• **Set task**:
Provide nothing beyond the count of lines that include the string "Default".

• **Records for the task**:
☆ ☆ ☆ ☆
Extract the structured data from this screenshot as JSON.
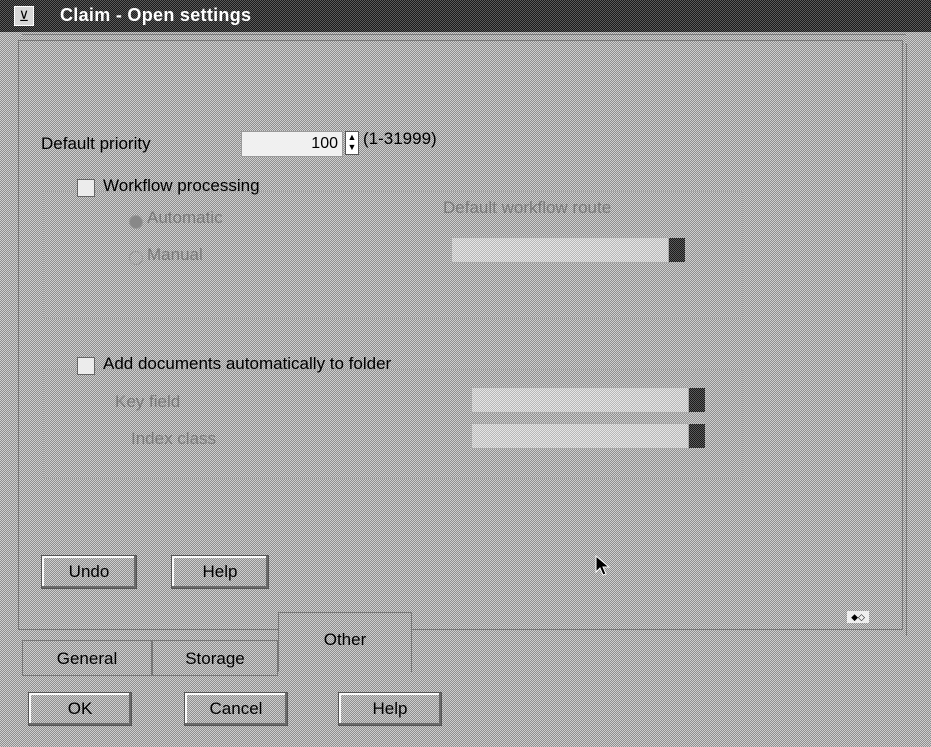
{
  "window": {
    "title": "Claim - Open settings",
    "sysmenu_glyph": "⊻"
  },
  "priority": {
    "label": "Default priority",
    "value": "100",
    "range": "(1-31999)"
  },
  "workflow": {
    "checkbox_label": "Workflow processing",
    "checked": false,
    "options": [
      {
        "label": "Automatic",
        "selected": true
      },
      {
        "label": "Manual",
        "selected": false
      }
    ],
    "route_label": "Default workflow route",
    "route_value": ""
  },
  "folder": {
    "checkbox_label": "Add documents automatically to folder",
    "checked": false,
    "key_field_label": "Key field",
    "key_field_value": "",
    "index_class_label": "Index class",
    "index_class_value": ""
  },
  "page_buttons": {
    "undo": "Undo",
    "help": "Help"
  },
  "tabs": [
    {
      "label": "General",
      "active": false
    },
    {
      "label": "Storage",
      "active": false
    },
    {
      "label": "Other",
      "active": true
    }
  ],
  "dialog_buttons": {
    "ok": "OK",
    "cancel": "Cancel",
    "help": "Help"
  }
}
☆ ☆ ☆ ☆
• **Answer to this exercise**:
2